Return the number of lines in which the word "通过调查日常生活中的金属废弃物及其回" appears; add nothing else.

(Rows from a dataset)

═══

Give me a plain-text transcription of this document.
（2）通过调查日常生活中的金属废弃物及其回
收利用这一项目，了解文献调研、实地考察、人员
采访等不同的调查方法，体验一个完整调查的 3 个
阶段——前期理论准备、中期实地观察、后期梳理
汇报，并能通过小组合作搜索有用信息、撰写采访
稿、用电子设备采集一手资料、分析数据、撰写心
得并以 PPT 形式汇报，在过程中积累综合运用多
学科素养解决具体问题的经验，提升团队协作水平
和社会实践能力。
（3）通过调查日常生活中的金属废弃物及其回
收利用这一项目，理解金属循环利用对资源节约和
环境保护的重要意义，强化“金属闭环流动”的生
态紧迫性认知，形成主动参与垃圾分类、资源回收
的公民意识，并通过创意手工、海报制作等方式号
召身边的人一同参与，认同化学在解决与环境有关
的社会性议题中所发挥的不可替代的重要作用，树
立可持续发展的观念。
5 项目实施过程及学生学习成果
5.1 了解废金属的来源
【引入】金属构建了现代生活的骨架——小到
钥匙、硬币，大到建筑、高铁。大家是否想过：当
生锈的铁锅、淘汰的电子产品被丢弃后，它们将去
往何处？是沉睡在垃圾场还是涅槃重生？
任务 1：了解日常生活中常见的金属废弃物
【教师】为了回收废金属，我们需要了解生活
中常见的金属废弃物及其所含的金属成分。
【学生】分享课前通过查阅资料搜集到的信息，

═══

_Answer for this exercise_. 2